▶ **Exercise details**:
Pull out every line from the listing that has the word "úřadové".

▶ **Provided entries**:
++++++++++

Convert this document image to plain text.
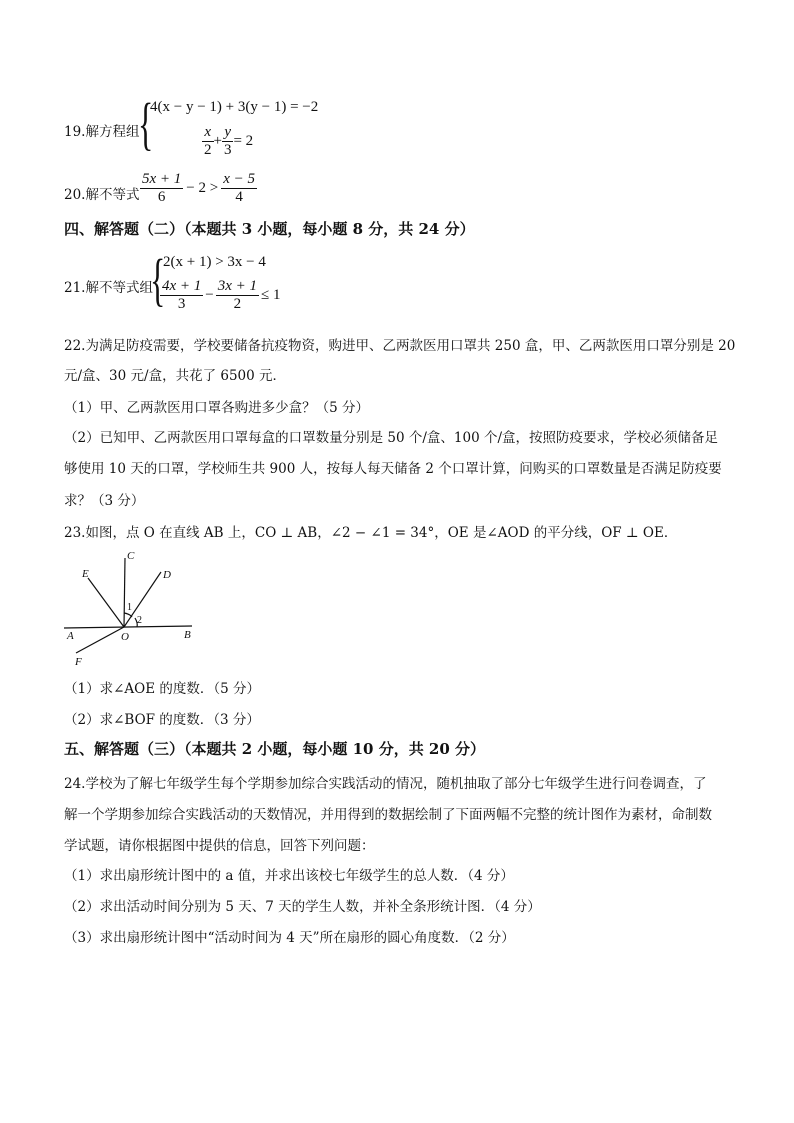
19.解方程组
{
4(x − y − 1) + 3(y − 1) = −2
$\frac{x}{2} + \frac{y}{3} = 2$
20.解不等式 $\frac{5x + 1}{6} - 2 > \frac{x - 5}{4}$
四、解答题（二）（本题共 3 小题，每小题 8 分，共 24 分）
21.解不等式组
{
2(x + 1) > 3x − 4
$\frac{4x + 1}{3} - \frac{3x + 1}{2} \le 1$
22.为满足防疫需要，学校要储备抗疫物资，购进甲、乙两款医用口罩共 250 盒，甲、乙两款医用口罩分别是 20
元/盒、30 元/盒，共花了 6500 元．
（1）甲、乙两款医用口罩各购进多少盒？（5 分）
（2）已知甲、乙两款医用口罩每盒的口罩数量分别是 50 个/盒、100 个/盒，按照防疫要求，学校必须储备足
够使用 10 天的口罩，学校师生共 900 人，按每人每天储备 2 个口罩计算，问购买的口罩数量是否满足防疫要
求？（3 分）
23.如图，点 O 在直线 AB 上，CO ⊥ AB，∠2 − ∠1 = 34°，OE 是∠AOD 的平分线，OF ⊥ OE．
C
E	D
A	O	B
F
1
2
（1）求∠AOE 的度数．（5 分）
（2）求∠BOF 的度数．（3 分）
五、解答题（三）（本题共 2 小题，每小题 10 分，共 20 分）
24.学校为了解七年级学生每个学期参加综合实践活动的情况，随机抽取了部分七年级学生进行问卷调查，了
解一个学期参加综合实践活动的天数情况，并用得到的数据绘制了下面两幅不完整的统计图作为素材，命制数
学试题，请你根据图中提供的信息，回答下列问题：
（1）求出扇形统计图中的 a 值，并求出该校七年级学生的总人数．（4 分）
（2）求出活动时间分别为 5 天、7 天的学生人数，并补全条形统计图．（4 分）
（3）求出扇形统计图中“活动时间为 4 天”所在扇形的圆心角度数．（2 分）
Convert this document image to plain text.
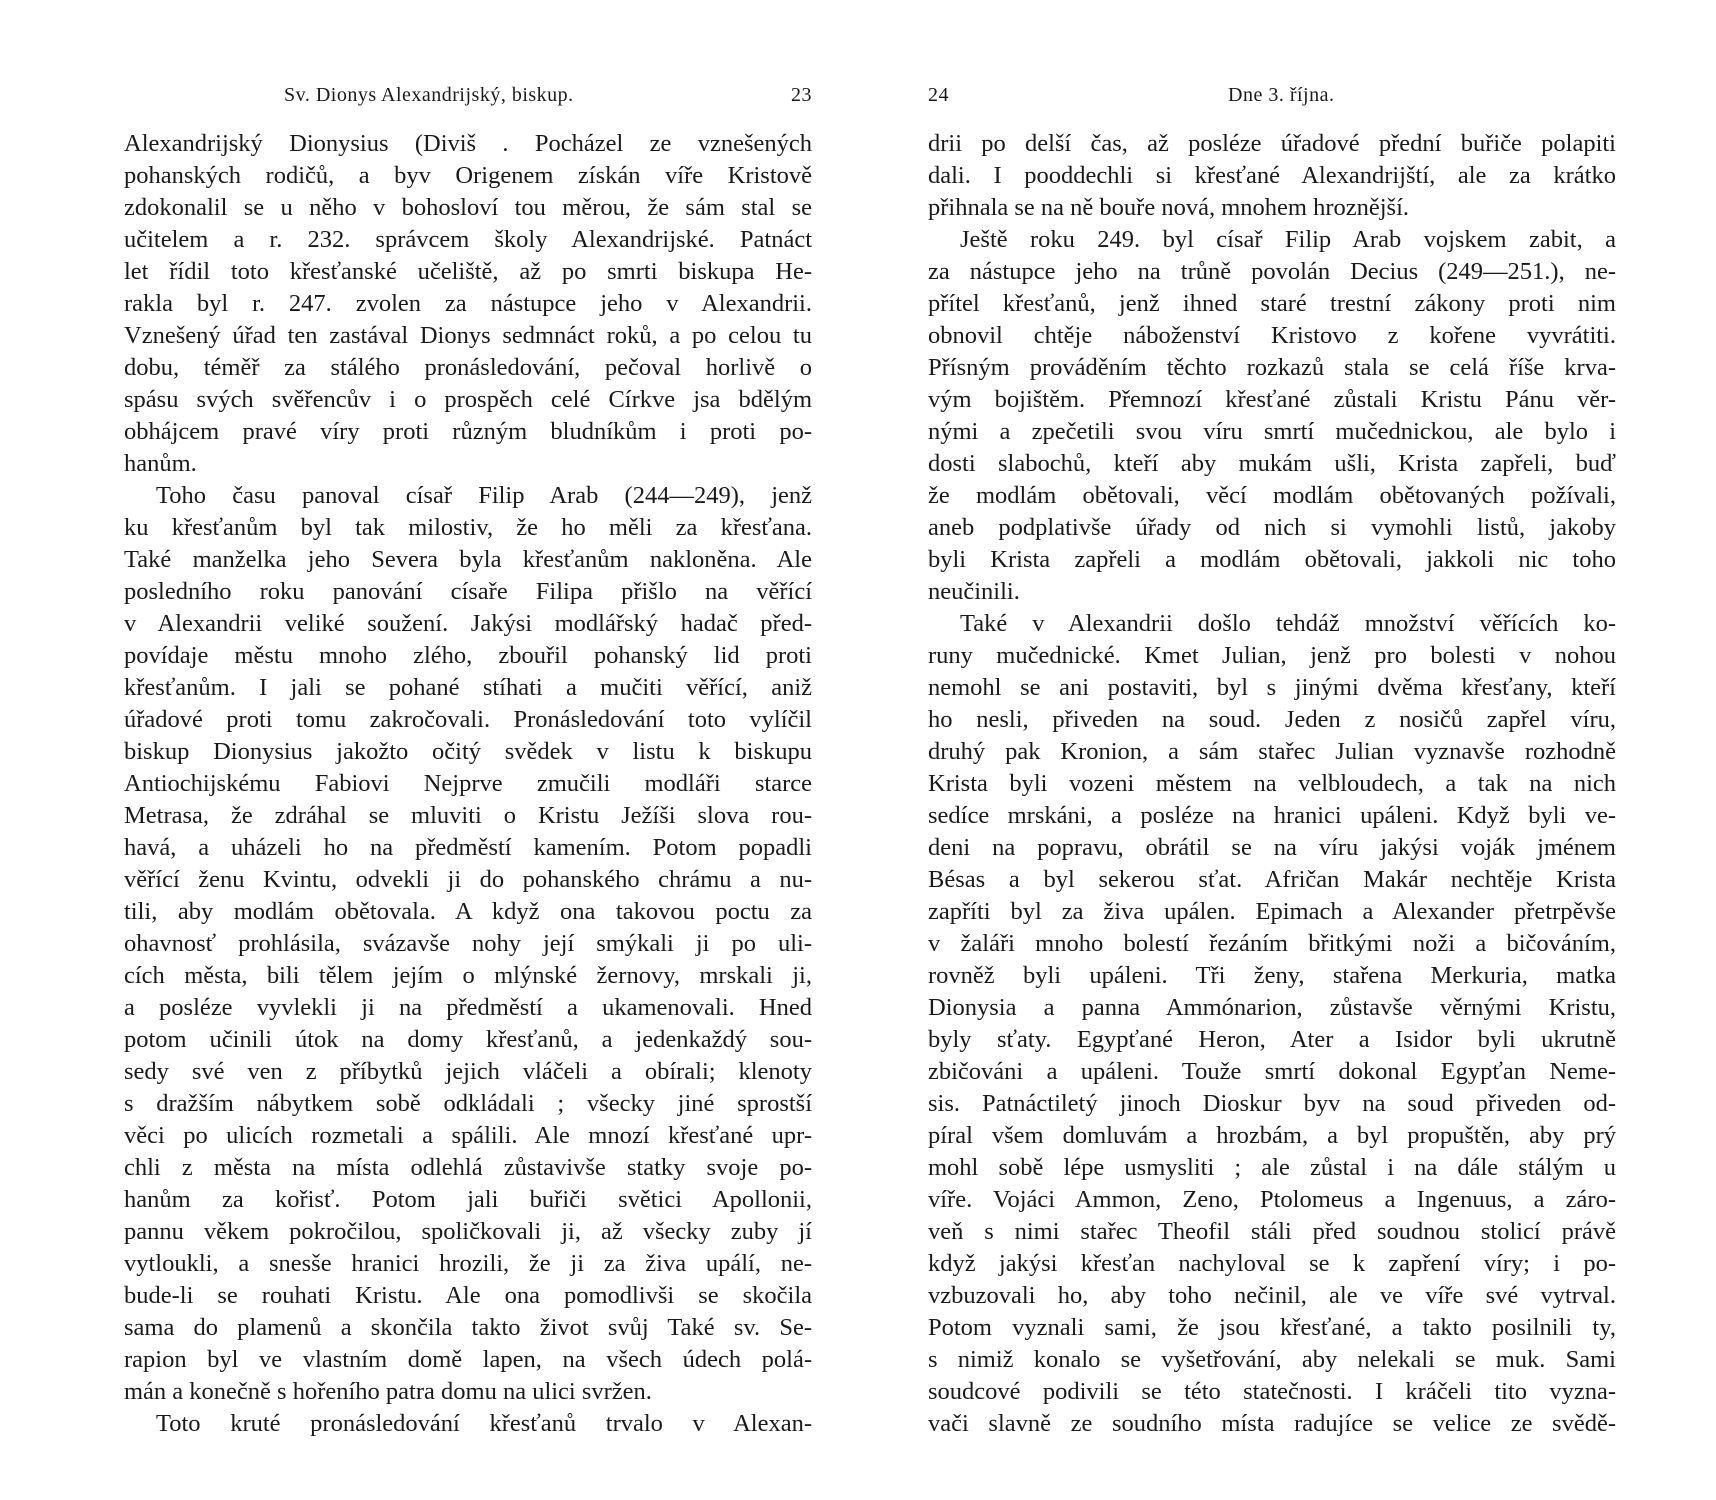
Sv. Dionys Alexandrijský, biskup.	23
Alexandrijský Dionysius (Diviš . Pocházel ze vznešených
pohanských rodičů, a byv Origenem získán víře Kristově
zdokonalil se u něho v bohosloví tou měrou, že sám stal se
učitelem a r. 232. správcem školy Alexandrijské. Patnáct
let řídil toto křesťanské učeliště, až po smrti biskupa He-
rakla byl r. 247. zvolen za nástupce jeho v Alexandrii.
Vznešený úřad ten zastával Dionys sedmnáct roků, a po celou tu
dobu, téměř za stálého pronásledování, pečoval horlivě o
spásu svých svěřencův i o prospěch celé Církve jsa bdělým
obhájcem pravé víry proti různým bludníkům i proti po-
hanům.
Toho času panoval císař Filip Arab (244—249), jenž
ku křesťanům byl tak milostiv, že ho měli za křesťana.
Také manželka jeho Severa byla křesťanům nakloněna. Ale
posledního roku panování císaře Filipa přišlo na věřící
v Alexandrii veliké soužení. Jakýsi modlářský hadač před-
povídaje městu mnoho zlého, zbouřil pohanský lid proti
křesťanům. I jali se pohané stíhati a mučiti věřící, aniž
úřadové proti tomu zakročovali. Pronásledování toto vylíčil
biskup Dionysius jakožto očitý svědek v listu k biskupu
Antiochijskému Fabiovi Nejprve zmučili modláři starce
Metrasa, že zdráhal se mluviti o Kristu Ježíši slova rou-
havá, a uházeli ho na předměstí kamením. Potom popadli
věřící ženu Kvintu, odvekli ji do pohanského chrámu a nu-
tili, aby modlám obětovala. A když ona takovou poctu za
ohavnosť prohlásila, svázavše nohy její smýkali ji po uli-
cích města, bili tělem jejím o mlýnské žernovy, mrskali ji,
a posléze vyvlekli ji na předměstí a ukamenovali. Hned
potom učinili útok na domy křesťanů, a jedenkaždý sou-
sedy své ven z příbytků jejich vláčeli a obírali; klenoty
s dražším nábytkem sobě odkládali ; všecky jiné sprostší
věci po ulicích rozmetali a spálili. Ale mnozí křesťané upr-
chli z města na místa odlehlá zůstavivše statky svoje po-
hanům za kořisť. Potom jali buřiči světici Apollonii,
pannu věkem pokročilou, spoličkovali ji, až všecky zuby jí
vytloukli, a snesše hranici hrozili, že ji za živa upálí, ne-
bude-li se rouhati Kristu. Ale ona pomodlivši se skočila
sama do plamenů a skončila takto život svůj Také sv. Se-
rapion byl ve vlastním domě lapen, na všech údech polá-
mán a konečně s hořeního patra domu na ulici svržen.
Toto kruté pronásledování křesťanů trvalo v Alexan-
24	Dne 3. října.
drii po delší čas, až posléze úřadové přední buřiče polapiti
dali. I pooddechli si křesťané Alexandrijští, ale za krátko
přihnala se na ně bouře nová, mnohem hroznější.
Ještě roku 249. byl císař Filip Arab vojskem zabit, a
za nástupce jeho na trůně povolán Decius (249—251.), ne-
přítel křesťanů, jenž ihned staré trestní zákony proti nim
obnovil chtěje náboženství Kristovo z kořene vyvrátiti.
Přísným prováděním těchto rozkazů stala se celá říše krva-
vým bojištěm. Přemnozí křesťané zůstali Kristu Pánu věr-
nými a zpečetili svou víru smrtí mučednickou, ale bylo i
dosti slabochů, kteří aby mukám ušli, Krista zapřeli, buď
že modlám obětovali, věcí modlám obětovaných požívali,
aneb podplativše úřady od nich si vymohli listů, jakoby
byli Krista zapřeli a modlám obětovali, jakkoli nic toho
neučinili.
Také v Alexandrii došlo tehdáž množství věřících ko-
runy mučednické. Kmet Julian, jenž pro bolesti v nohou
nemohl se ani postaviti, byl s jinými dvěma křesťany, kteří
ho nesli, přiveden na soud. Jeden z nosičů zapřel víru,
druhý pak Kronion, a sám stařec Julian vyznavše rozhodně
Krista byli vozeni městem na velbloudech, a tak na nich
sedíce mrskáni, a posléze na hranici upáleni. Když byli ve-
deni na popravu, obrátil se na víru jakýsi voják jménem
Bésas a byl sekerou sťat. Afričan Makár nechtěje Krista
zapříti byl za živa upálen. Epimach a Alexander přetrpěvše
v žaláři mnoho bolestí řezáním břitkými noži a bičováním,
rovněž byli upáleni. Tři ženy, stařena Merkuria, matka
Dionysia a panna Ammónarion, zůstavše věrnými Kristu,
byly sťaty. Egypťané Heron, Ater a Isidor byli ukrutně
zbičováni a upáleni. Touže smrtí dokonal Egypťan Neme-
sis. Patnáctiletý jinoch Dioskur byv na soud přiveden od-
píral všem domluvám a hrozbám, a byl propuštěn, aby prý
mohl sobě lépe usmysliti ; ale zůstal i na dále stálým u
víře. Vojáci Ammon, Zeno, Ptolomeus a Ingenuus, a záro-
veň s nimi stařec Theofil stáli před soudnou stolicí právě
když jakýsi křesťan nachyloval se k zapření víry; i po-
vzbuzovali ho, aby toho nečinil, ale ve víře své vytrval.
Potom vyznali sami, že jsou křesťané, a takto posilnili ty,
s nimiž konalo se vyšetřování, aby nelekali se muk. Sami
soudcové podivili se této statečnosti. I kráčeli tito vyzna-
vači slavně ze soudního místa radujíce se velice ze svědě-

++++++++++

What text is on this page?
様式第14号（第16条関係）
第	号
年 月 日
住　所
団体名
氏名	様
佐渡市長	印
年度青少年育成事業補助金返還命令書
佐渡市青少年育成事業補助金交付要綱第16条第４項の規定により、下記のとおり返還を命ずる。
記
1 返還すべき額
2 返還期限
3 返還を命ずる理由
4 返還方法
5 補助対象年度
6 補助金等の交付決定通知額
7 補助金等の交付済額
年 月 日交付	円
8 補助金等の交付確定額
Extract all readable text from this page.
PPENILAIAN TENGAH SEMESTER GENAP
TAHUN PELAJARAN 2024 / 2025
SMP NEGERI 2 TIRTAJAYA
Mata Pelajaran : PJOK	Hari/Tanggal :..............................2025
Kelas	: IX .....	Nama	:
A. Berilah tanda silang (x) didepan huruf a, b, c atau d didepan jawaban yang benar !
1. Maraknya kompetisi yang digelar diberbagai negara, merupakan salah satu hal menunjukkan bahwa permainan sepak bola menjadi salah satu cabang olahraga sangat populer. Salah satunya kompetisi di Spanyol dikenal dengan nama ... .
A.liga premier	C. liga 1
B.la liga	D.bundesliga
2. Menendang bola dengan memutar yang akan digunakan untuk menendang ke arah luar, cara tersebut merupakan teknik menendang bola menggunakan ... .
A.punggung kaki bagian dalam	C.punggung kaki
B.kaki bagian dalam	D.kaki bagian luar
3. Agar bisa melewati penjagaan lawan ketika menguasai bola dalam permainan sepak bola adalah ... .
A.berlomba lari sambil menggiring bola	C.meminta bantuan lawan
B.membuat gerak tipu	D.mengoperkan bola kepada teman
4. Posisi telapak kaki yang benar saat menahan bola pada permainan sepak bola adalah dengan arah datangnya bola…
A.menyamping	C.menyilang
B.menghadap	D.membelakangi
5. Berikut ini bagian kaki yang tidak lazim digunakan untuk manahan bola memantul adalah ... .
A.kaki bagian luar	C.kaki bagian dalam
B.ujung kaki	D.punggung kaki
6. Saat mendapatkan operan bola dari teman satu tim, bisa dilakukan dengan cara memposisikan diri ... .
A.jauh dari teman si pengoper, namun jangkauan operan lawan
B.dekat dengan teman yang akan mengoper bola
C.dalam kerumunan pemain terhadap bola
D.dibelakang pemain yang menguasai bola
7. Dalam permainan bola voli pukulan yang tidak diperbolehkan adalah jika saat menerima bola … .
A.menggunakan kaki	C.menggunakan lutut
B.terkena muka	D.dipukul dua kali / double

++++++++++

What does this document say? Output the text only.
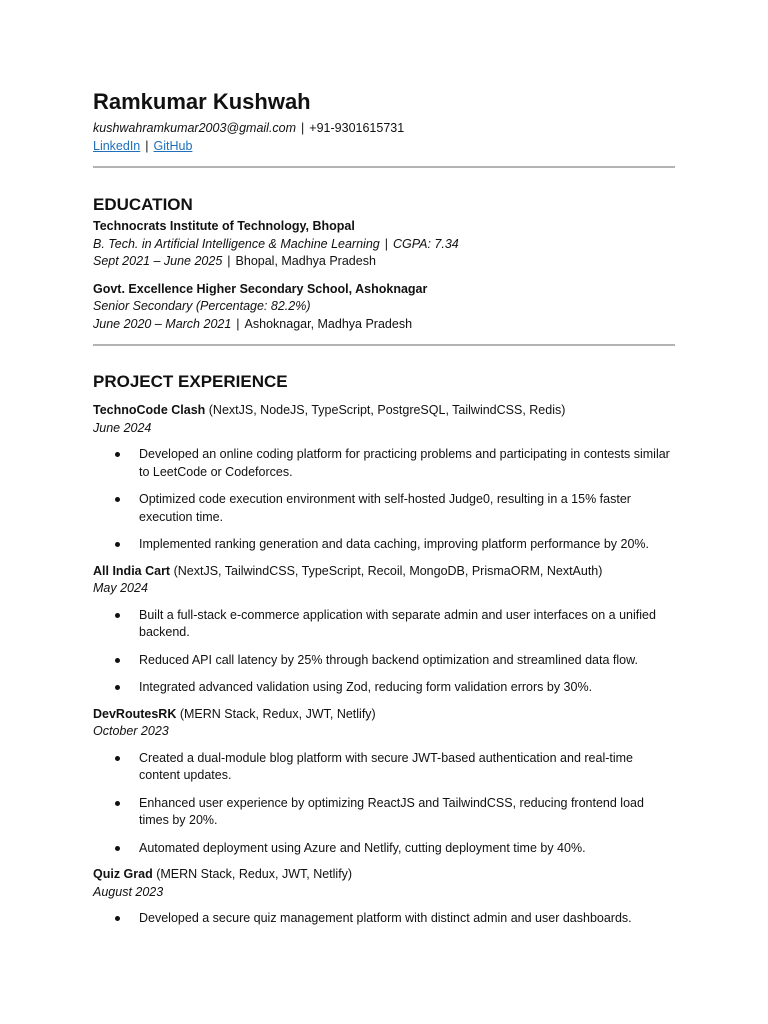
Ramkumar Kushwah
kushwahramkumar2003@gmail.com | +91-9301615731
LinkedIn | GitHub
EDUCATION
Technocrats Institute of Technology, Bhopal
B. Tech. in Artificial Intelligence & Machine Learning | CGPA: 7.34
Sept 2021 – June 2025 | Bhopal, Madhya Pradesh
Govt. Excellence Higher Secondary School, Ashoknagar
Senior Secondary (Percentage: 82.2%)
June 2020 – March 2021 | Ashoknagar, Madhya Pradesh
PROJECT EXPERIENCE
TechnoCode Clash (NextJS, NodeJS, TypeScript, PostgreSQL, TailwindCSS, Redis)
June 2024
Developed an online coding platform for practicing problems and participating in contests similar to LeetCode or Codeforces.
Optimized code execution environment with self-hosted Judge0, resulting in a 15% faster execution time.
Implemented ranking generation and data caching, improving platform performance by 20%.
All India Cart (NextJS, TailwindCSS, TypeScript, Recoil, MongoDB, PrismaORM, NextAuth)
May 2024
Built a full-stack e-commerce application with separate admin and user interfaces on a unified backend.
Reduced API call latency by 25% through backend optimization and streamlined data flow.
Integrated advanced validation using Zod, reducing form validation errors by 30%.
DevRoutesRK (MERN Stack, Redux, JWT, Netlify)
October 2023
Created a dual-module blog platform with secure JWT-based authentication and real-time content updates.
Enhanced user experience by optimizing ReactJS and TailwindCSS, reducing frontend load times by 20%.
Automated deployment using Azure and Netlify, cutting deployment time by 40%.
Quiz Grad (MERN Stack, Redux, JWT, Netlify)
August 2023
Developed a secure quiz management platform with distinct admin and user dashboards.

++++++++++

▶ **The output**:
úřadové proti tomu zakročovali. Pronásledování toto vylíčil
drii po delší čas, až posléze úřadové přední buřiče polapiti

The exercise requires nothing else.